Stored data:
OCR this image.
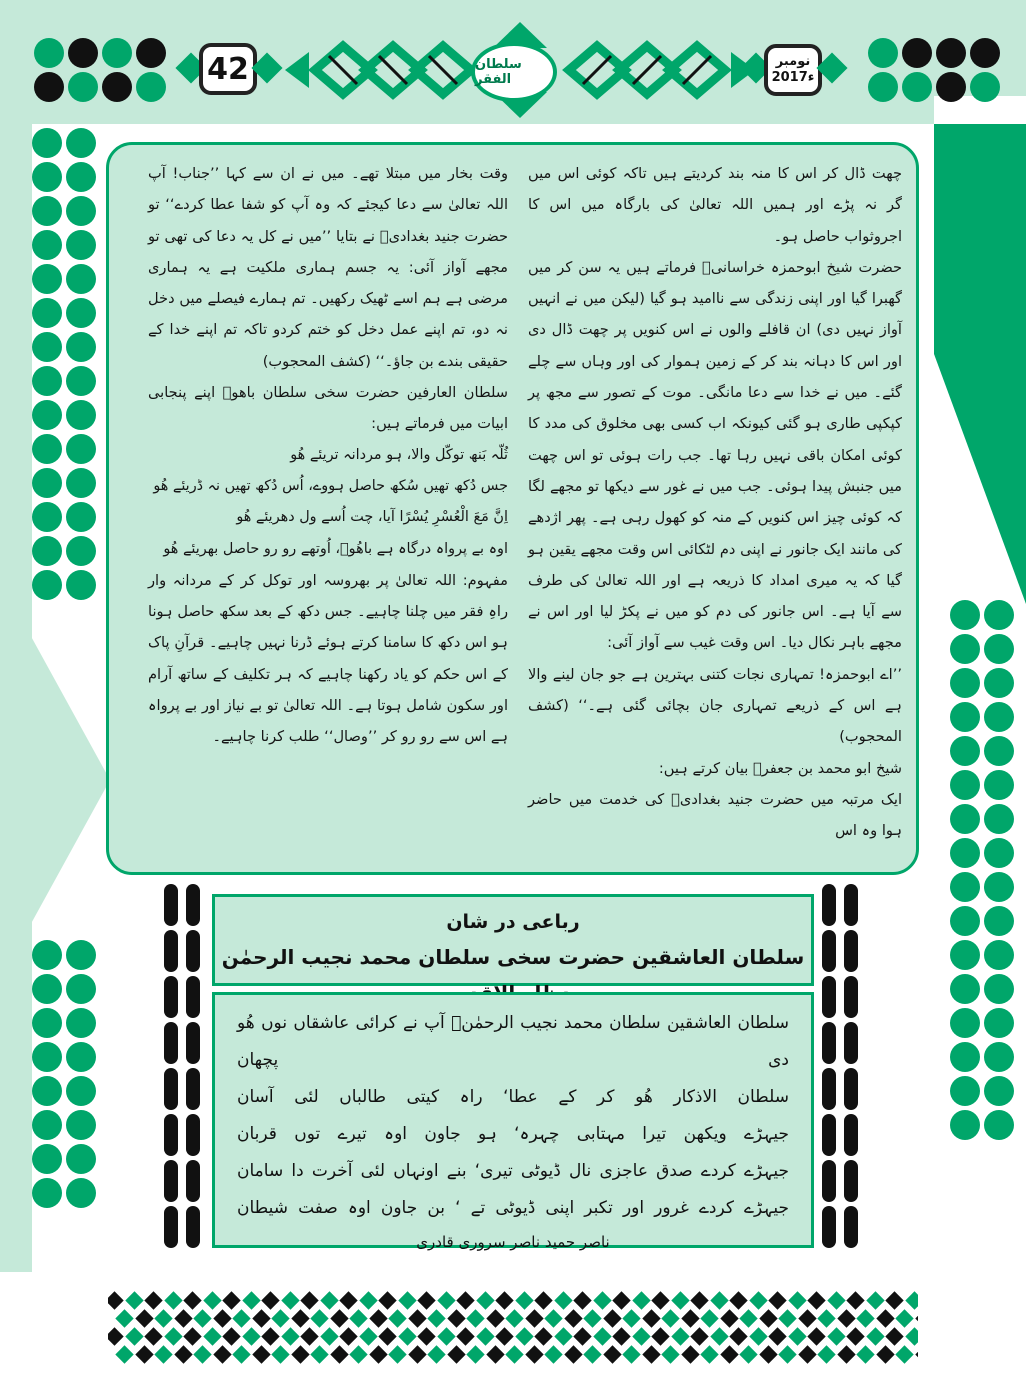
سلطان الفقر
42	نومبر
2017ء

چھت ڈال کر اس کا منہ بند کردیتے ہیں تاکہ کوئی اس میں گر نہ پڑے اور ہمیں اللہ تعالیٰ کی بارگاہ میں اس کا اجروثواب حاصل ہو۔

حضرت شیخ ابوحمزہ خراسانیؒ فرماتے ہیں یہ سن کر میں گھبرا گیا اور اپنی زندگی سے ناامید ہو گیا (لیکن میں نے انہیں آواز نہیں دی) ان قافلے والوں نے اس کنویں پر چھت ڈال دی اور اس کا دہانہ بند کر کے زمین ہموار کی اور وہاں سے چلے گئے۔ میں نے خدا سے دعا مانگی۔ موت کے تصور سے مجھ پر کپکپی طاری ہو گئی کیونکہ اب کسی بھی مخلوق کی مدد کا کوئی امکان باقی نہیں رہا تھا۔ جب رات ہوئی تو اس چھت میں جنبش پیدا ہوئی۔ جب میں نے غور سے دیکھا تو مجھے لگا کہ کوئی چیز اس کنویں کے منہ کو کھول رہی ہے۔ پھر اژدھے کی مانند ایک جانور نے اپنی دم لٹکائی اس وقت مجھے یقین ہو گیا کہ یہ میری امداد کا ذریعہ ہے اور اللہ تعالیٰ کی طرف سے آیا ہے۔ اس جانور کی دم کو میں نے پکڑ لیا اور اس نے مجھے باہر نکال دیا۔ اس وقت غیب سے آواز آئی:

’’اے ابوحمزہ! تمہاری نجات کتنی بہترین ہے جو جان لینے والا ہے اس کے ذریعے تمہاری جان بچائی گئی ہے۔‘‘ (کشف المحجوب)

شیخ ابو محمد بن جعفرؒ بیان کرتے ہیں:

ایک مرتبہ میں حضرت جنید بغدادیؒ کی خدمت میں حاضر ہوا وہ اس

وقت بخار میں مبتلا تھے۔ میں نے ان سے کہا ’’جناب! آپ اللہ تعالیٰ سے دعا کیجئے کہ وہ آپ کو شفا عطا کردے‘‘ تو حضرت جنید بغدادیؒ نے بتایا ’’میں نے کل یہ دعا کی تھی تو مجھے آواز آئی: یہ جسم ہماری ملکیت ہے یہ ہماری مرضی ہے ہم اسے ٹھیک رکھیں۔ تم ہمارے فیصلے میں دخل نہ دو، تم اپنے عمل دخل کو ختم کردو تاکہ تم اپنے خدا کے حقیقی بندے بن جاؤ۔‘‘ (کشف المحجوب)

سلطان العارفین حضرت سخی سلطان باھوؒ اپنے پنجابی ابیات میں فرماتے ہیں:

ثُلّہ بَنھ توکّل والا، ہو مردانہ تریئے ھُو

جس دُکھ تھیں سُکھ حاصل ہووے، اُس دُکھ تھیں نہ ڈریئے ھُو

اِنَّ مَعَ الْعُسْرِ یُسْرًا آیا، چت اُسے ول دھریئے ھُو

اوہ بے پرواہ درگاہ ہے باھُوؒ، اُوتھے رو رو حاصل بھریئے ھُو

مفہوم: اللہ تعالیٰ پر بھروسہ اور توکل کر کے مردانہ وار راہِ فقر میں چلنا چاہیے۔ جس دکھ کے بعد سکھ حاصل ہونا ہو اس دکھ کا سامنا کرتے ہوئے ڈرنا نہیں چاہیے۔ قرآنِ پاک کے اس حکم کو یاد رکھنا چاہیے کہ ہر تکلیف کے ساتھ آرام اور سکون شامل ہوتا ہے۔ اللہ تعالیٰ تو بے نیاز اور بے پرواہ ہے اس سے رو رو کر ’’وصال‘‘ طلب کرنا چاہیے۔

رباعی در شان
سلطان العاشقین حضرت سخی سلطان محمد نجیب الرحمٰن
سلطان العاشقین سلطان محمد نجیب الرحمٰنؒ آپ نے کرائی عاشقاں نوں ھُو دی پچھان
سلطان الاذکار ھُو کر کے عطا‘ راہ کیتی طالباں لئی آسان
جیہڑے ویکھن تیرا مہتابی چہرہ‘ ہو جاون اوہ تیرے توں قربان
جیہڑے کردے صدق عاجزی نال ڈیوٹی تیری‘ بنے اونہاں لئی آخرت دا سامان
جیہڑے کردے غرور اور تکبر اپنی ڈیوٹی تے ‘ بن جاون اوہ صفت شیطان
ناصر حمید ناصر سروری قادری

→ **WHAT IS NEEDED**:
Return the material exactly as given, apart from the pictures.

→ **EXPECTED ANSWER**:
OCR this image.
سلطان الفقر
42	نومبر
2017ء

چھت ڈال کر اس کا منہ بند کردیتے ہیں تاکہ کوئی اس میں گر نہ پڑے اور ہمیں اللہ تعالیٰ کی بارگاہ میں اس کا اجروثواب حاصل ہو۔

حضرت شیخ ابوحمزہ خراسانیؒ فرماتے ہیں یہ سن کر میں گھبرا گیا اور اپنی زندگی سے ناامید ہو گیا (لیکن میں نے انہیں آواز نہیں دی) ان قافلے والوں نے اس کنویں پر چھت ڈال دی اور اس کا دہانہ بند کر کے زمین ہموار کی اور وہاں سے چلے گئے۔ میں نے خدا سے دعا مانگی۔ موت کے تصور سے مجھ پر کپکپی طاری ہو گئی کیونکہ اب کسی بھی مخلوق کی مدد کا کوئی امکان باقی نہیں رہا تھا۔ جب رات ہوئی تو اس چھت میں جنبش پیدا ہوئی۔ جب میں نے غور سے دیکھا تو مجھے لگا کہ کوئی چیز اس کنویں کے منہ کو کھول رہی ہے۔ پھر اژدھے کی مانند ایک جانور نے اپنی دم لٹکائی اس وقت مجھے یقین ہو گیا کہ یہ میری امداد کا ذریعہ ہے اور اللہ تعالیٰ کی طرف سے آیا ہے۔ اس جانور کی دم کو میں نے پکڑ لیا اور اس نے مجھے باہر نکال دیا۔ اس وقت غیب سے آواز آئی:

’’اے ابوحمزہ! تمہاری نجات کتنی بہترین ہے جو جان لینے والا ہے اس کے ذریعے تمہاری جان بچائی گئی ہے۔‘‘ (کشف المحجوب)

شیخ ابو محمد بن جعفرؒ بیان کرتے ہیں:

ایک مرتبہ میں حضرت جنید بغدادیؒ کی خدمت میں حاضر ہوا وہ اس

وقت بخار میں مبتلا تھے۔ میں نے ان سے کہا ’’جناب! آپ اللہ تعالیٰ سے دعا کیجئے کہ وہ آپ کو شفا عطا کردے‘‘ تو حضرت جنید بغدادیؒ نے بتایا ’’میں نے کل یہ دعا کی تھی تو مجھے آواز آئی: یہ جسم ہماری ملکیت ہے یہ ہماری مرضی ہے ہم اسے ٹھیک رکھیں۔ تم ہمارے فیصلے میں دخل نہ دو، تم اپنے عمل دخل کو ختم کردو تاکہ تم اپنے خدا کے حقیقی بندے بن جاؤ۔‘‘ (کشف المحجوب)

سلطان العارفین حضرت سخی سلطان باھوؒ اپنے پنجابی ابیات میں فرماتے ہیں:

ثُلّہ بَنھ توکّل والا، ہو مردانہ تریئے ھُو

جس دُکھ تھیں سُکھ حاصل ہووے، اُس دُکھ تھیں نہ ڈریئے ھُو

اِنَّ مَعَ الْعُسْرِ یُسْرًا آیا، چت اُسے ول دھریئے ھُو

اوہ بے پرواہ درگاہ ہے باھُوؒ، اُوتھے رو رو حاصل بھریئے ھُو

مفہوم: اللہ تعالیٰ پر بھروسہ اور توکل کر کے مردانہ وار راہِ فقر میں چلنا چاہیے۔ جس دکھ کے بعد سکھ حاصل ہونا ہو اس دکھ کا سامنا کرتے ہوئے ڈرنا نہیں چاہیے۔ قرآنِ پاک کے اس حکم کو یاد رکھنا چاہیے کہ ہر تکلیف کے ساتھ آرام اور سکون شامل ہوتا ہے۔ اللہ تعالیٰ تو بے نیاز اور بے پرواہ ہے اس سے رو رو کر ’’وصال‘‘ طلب کرنا چاہیے۔

رباعی در شان
سلطان العاشقین حضرت سخی سلطان محمد نجیب الرحمٰن
سلطان العاشقین سلطان محمد نجیب الرحمٰنؒ آپ نے کرائی عاشقاں نوں ھُو دی پچھان
سلطان الاذکار ھُو کر کے عطا‘ راہ کیتی طالباں لئی آسان
جیہڑے ویکھن تیرا مہتابی چہرہ‘ ہو جاون اوہ تیرے توں قربان
جیہڑے کردے صدق عاجزی نال ڈیوٹی تیری‘ بنے اونہاں لئی آخرت دا سامان
جیہڑے کردے غرور اور تکبر اپنی ڈیوٹی تے ‘ بن جاون اوہ صفت شیطان
ناصر حمید ناصر سروری قادری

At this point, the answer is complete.